[Source records]
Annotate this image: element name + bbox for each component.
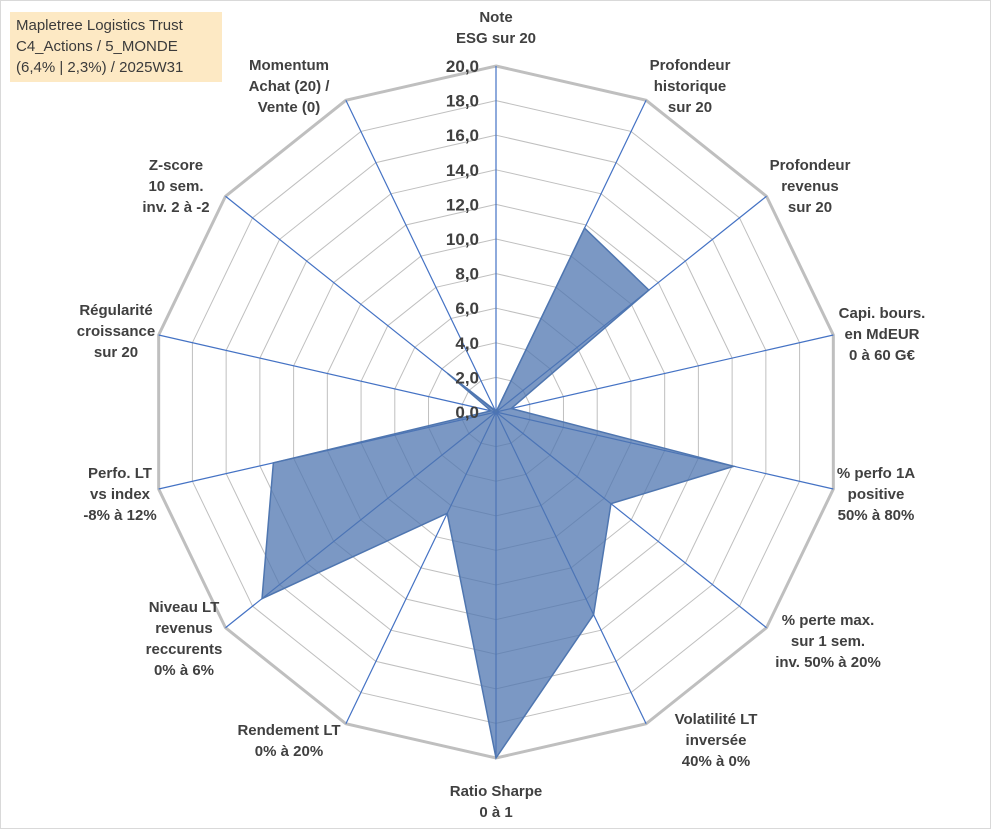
axis-label-line: 10 sem. <box>148 178 203 195</box>
axis-label-line: Profondeur <box>770 157 851 174</box>
axis-label-line: Ratio Sharpe <box>450 783 543 800</box>
axis-label-line: 40% à 0% <box>682 753 750 770</box>
axis-label: Capi. bours. en MdEUR 0 à 60 G€ <box>839 305 926 364</box>
axis-label-line: -8% à 12% <box>83 507 156 524</box>
axis-label: Rendement LT 0% à 20% <box>237 722 340 760</box>
axis-label-line: positive <box>848 486 905 503</box>
axis-label: Momentum Achat (20) / Vente (0) <box>249 57 331 116</box>
radial-tick-label: 0,0 <box>455 403 479 422</box>
tick-layer: 0,0 2,0 4,0 6,0 8,0 10,0 12,0 14,0 16,0 18,0 20,0 <box>446 57 479 422</box>
axis-label-line: vs index <box>90 486 151 503</box>
chart-title-line-3: (6,4% | 2,3%) / 2025W31 <box>16 59 184 76</box>
axis-label-line: revenus <box>155 620 213 637</box>
axis-label-line: en MdEUR <box>845 326 920 343</box>
axis-label-line: 0% à 6% <box>154 662 214 679</box>
axis-label-line: Perfo. LT <box>88 465 152 482</box>
axis-label-line: sur 20 <box>668 99 712 116</box>
axis-label-line: inv. 50% à 20% <box>775 654 881 671</box>
axis-label-line: Profondeur <box>650 57 731 74</box>
axis-label: Ratio Sharpe 0 à 1 <box>450 783 543 821</box>
axis-label-line: % perte max. <box>782 612 875 629</box>
radial-tick-label: 8,0 <box>455 265 479 284</box>
radial-tick-label: 14,0 <box>446 161 479 180</box>
axis-label-line: revenus <box>781 178 839 195</box>
axis-label: Profondeur historique sur 20 <box>650 57 731 116</box>
axis-label-line: reccurents <box>146 641 223 658</box>
axis-label-line: Capi. bours. <box>839 305 926 322</box>
axis-label-line: sur 20 <box>94 344 138 361</box>
axis-label: Profondeur revenus sur 20 <box>770 157 851 216</box>
axis-label-line: sur 20 <box>788 199 832 216</box>
axis-label-line: Régularité <box>79 302 152 319</box>
axis-spoke <box>345 100 497 413</box>
axis-label-line: historique <box>654 78 727 95</box>
axis-label: Régularité croissance sur 20 <box>77 302 155 361</box>
radial-tick-label: 2,0 <box>455 368 479 387</box>
axis-label-line: Volatilité LT <box>675 711 758 728</box>
axis-label-line: 50% à 80% <box>838 507 915 524</box>
axis-label-line: sur 1 sem. <box>791 633 865 650</box>
axis-label: Z-score 10 sem. inv. 2 à -2 <box>142 157 209 216</box>
radial-tick-label: 12,0 <box>446 195 479 214</box>
series-area <box>261 226 737 760</box>
axis-label-line: croissance <box>77 323 155 340</box>
chart-title-line-2: C4_Actions / 5_MONDE <box>16 38 178 55</box>
axis-label-line: Momentum <box>249 57 329 74</box>
chart-title-box: Mapletree Logistics Trust C4_Actions / 5… <box>10 12 222 82</box>
axis-label-line: ESG sur 20 <box>456 30 536 47</box>
axis-label-line: % perfo 1A <box>837 465 916 482</box>
chart-title-line-1: Mapletree Logistics Trust <box>16 17 183 34</box>
radial-tick-label: 16,0 <box>446 126 479 145</box>
axis-label-line: inv. 2 à -2 <box>142 199 209 216</box>
axis-label-line: Z-score <box>149 157 203 174</box>
axis-label-line: Achat (20) / <box>249 78 331 95</box>
radial-tick-label: 10,0 <box>446 230 479 249</box>
axis-label-line: 0 à 1 <box>479 804 512 821</box>
axis-label-line: 0 à 60 G€ <box>849 347 916 364</box>
axis-label: Perfo. LT vs index -8% à 12% <box>83 465 156 524</box>
series-layer <box>261 226 737 760</box>
axis-label-line: Vente (0) <box>258 99 321 116</box>
axis-label-line: Rendement LT <box>237 722 340 739</box>
radial-tick-label: 4,0 <box>455 334 479 353</box>
axis-label: Niveau LT revenus reccurents 0% à 6% <box>146 599 223 679</box>
axis-label-line: Note <box>479 9 512 26</box>
radial-tick-label: 18,0 <box>446 92 479 111</box>
axis-label: % perfo 1A positive 50% à 80% <box>837 465 916 524</box>
axis-label: Note ESG sur 20 <box>456 9 536 47</box>
axis-label: Volatilité LT inversée 40% à 0% <box>675 711 758 770</box>
axis-label-layer: Note ESG sur 20 Profondeur historique sur 20… <box>77 9 926 821</box>
radial-tick-label: 20,0 <box>446 57 479 76</box>
radial-tick-label: 6,0 <box>455 299 479 318</box>
axis-label-line: Niveau LT <box>149 599 220 616</box>
axis-spoke <box>495 334 834 413</box>
axis-label: % perte max. sur 1 sem. inv. 50% à 20% <box>775 612 881 671</box>
axis-label-line: inversée <box>686 732 747 749</box>
axis-label-line: 0% à 20% <box>255 743 323 760</box>
axis-spoke <box>158 334 497 413</box>
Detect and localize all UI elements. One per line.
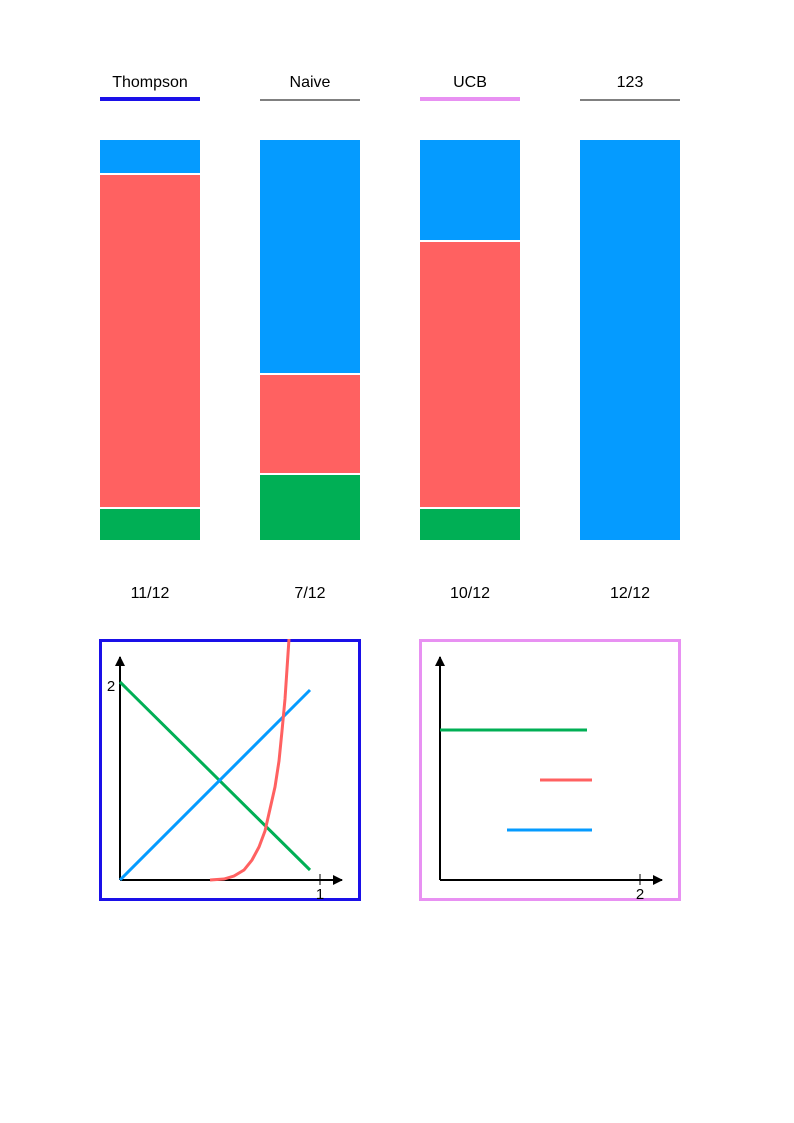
underline-thompson — [100, 97, 200, 101]
thompson-plot: 1 2 — [107, 639, 343, 901]
underline-ucb — [420, 97, 520, 101]
x-tick-label: 1 — [316, 886, 324, 901]
underline-naive — [260, 99, 360, 101]
blue-line — [118, 688, 312, 882]
underline-123 — [580, 99, 680, 101]
ucb-panel: 2 — [419, 639, 681, 901]
bar-segment-red — [420, 240, 520, 507]
bar-segment-green — [420, 507, 520, 540]
column-title-ucb: UCB — [453, 74, 487, 91]
bar-segment-blue — [420, 140, 520, 240]
ucb-plot: 2 — [435, 656, 663, 901]
stacked-bar-naive — [260, 140, 360, 540]
stacked-bar-ucb — [420, 140, 520, 540]
thompson-panel: 1 2 — [99, 639, 361, 901]
red-curve — [209, 639, 291, 882]
score-ucb: 10/12 — [449, 585, 491, 602]
column-title-123: 123 — [616, 74, 644, 91]
x-tick-label: 2 — [636, 886, 644, 901]
green-line — [118, 680, 312, 872]
bar-segment-blue — [260, 140, 360, 373]
bar-segment-green — [100, 507, 200, 540]
bar-segment-green — [260, 473, 360, 540]
stacked-bar-123 — [580, 140, 680, 540]
bar-segment-red — [260, 373, 360, 473]
score-naive: 7/12 — [294, 585, 326, 602]
bar-segment-blue — [580, 140, 680, 540]
column-title-thompson: Thompson — [112, 74, 188, 91]
score-thompson: 11/12 — [130, 585, 170, 602]
stacked-bar-thompson — [100, 140, 200, 540]
y-tick-label: 2 — [107, 678, 115, 695]
bar-segment-red — [100, 173, 200, 507]
column-title-naive: Naive — [289, 74, 331, 91]
bar-segment-blue — [100, 140, 200, 173]
score-123: 12/12 — [609, 585, 651, 602]
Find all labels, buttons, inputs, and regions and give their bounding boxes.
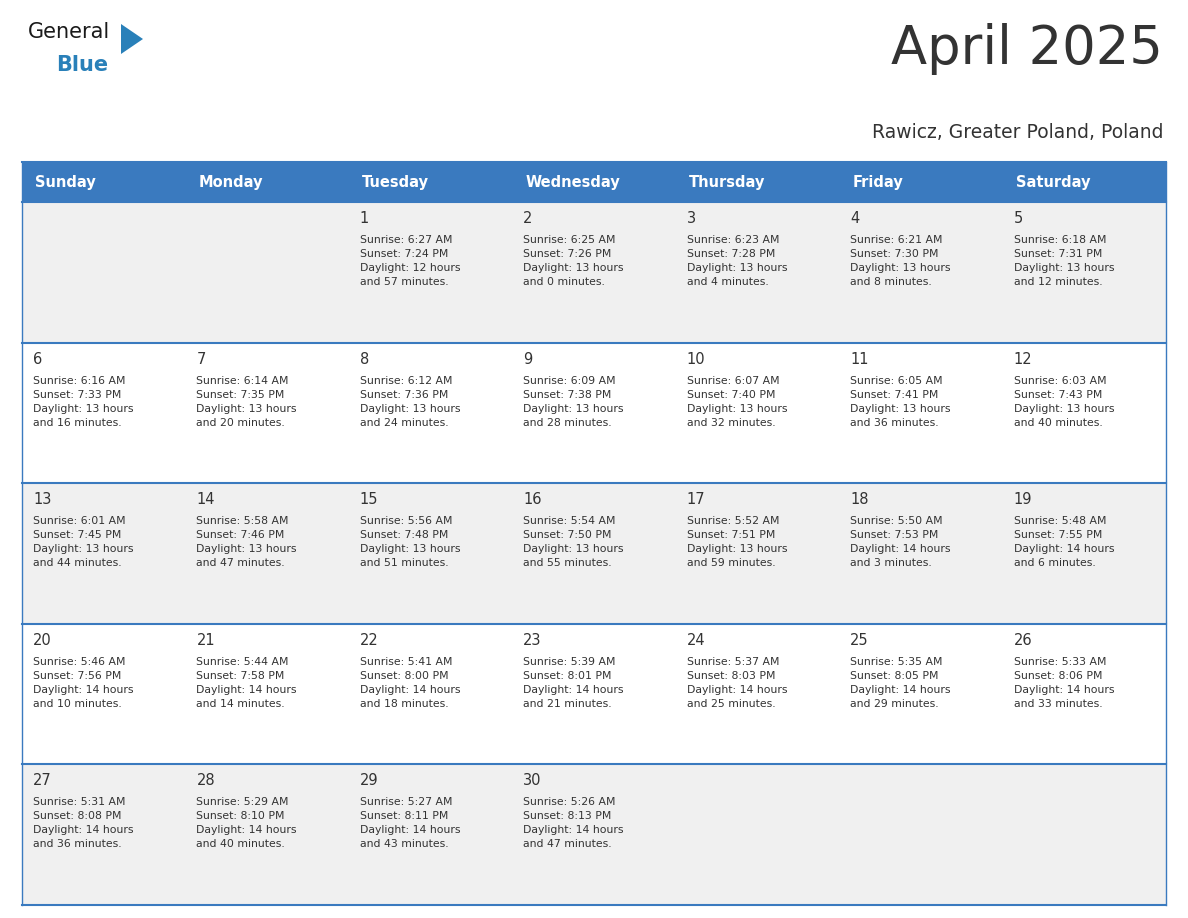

Short exercise :: Reproduce every row above word for word, leaving out the pictures.

Finished answer ::
Annotate this image: element name + bbox for each component.
axis-label-line: 10 sem. <box>148 178 203 195</box>
axis-label-line: Profondeur <box>770 157 851 174</box>
axis-label-line: Ratio Sharpe <box>450 783 543 800</box>
axis-label-line: 40% à 0% <box>682 753 750 770</box>
axis-label: Capi. bours. en MdEUR 0 à 60 G€ <box>839 305 926 364</box>
axis-label-line: -8% à 12% <box>83 507 156 524</box>
axis-label: Rendement LT 0% à 20% <box>237 722 340 760</box>
axis-label-line: positive <box>848 486 905 503</box>
axis-label: Momentum Achat (20) / Vente (0) <box>249 57 331 116</box>
radial-tick-label: 0,0 <box>455 403 479 422</box>
tick-layer: 0,0 2,0 4,0 6,0 8,0 10,0 12,0 14,0 16,0 18,0 20,0 <box>446 57 479 422</box>
axis-label-line: vs index <box>90 486 151 503</box>
chart-title-line-3: (6,4% | 2,3%) / 2025W31 <box>16 59 184 76</box>
axis-label-line: revenus <box>155 620 213 637</box>
axis-label-line: en MdEUR <box>845 326 920 343</box>
axis-label-line: 0% à 6% <box>154 662 214 679</box>
axis-label-line: Perfo. LT <box>88 465 152 482</box>
axis-label-line: sur 20 <box>668 99 712 116</box>
axis-label-line: inv. 50% à 20% <box>775 654 881 671</box>
axis-label-line: Profondeur <box>650 57 731 74</box>
axis-label: Ratio Sharpe 0 à 1 <box>450 783 543 821</box>
axis-label-line: % perte max. <box>782 612 875 629</box>
radial-tick-label: 8,0 <box>455 265 479 284</box>
radial-tick-label: 14,0 <box>446 161 479 180</box>
axis-label-line: revenus <box>781 178 839 195</box>
axis-label: Profondeur historique sur 20 <box>650 57 731 116</box>
axis-label-line: reccurents <box>146 641 223 658</box>
axis-label-line: Capi. bours. <box>839 305 926 322</box>
axis-label-line: sur 20 <box>94 344 138 361</box>
axis-label: Profondeur revenus sur 20 <box>770 157 851 216</box>
axis-label-line: sur 20 <box>788 199 832 216</box>
axis-label-line: Régularité <box>79 302 152 319</box>
axis-spoke <box>345 100 497 413</box>
axis-label-line: historique <box>654 78 727 95</box>
axis-label: Régularité croissance sur 20 <box>77 302 155 361</box>
radial-tick-label: 2,0 <box>455 368 479 387</box>
axis-label-line: Volatilité LT <box>675 711 758 728</box>
axis-label-line: 50% à 80% <box>838 507 915 524</box>
axis-label-line: sur 1 sem. <box>791 633 865 650</box>
axis-label: Z-score 10 sem. inv. 2 à -2 <box>142 157 209 216</box>
radial-tick-label: 12,0 <box>446 195 479 214</box>
series-area <box>261 226 737 760</box>
axis-label-line: croissance <box>77 323 155 340</box>
chart-title-line-2: C4_Actions / 5_MONDE <box>16 38 178 55</box>
axis-label-line: Momentum <box>249 57 329 74</box>
chart-title-box: Mapletree Logistics Trust C4_Actions / 5… <box>10 12 222 82</box>
axis-label-line: ESG sur 20 <box>456 30 536 47</box>
axis-label-line: % perfo 1A <box>837 465 916 482</box>
chart-title-line-1: Mapletree Logistics Trust <box>16 17 183 34</box>
radial-tick-label: 16,0 <box>446 126 479 145</box>
axis-label-line: inv. 2 à -2 <box>142 199 209 216</box>
axis-label-line: Z-score <box>149 157 203 174</box>
axis-label-line: Achat (20) / <box>249 78 331 95</box>
radial-tick-label: 10,0 <box>446 230 479 249</box>
axis-label-line: 0 à 1 <box>479 804 512 821</box>
axis-label-line: 0 à 60 G€ <box>849 347 916 364</box>
axis-label: Perfo. LT vs index -8% à 12% <box>83 465 156 524</box>
series-layer <box>261 226 737 760</box>
axis-label-line: Vente (0) <box>258 99 321 116</box>
axis-label-line: Rendement LT <box>237 722 340 739</box>
radial-tick-label: 4,0 <box>455 334 479 353</box>
axis-label: Niveau LT revenus reccurents 0% à 6% <box>146 599 223 679</box>
axis-label-line: Note <box>479 9 512 26</box>
radial-tick-label: 18,0 <box>446 92 479 111</box>
axis-label: % perfo 1A positive 50% à 80% <box>837 465 916 524</box>
axis-label: Note ESG sur 20 <box>456 9 536 47</box>
axis-label: Volatilité LT inversée 40% à 0% <box>675 711 758 770</box>
axis-label-layer: Note ESG sur 20 Profondeur historique sur 20… <box>77 9 926 821</box>
radial-tick-label: 20,0 <box>446 57 479 76</box>
radial-tick-label: 6,0 <box>455 299 479 318</box>
axis-label-line: Niveau LT <box>149 599 220 616</box>
axis-spoke <box>495 334 834 413</box>
axis-label: % perte max. sur 1 sem. inv. 50% à 20% <box>775 612 881 671</box>
axis-label-line: inversée <box>686 732 747 749</box>
axis-label-line: 0% à 20% <box>255 743 323 760</box>
axis-spoke <box>158 334 497 413</box>
Detect and localize all UI elements. One per line.
underline-thompson — [100, 97, 200, 101]
thompson-plot: 1 2 — [107, 639, 343, 901]
underline-ucb — [420, 97, 520, 101]
x-tick-label: 1 — [316, 886, 324, 901]
underline-naive — [260, 99, 360, 101]
blue-line — [118, 688, 312, 882]
underline-123 — [580, 99, 680, 101]
ucb-panel: 2 — [419, 639, 681, 901]
bar-segment-red — [420, 240, 520, 507]
bar-segment-green — [420, 507, 520, 540]
column-title-ucb: UCB — [453, 74, 487, 91]
bar-segment-blue — [420, 140, 520, 240]
ucb-plot: 2 — [435, 656, 663, 901]
stacked-bar-naive — [260, 140, 360, 540]
stacked-bar-ucb — [420, 140, 520, 540]
thompson-panel: 1 2 — [99, 639, 361, 901]
red-curve — [209, 639, 291, 882]
score-ucb: 10/12 — [449, 585, 491, 602]
column-title-123: 123 — [616, 74, 644, 91]
x-tick-label: 2 — [636, 886, 644, 901]
green-line — [118, 680, 312, 872]
bar-segment-blue — [260, 140, 360, 373]
bar-segment-green — [100, 507, 200, 540]
bar-segment-green — [260, 473, 360, 540]
stacked-bar-123 — [580, 140, 680, 540]
bar-segment-red — [260, 373, 360, 473]
score-naive: 7/12 — [294, 585, 326, 602]
bar-segment-blue — [580, 140, 680, 540]
column-title-thompson: Thompson — [112, 74, 188, 91]
score-thompson: 11/12 — [130, 585, 170, 602]
stacked-bar-thompson — [100, 140, 200, 540]
y-tick-label: 2 — [107, 678, 115, 695]
bar-segment-red — [100, 173, 200, 507]
column-title-naive: Naive — [289, 74, 331, 91]
bar-segment-blue — [100, 140, 200, 173]
score-123: 12/12 — [609, 585, 651, 602]
Find all labels, buttons, inputs, and regions and give their bounding boxes.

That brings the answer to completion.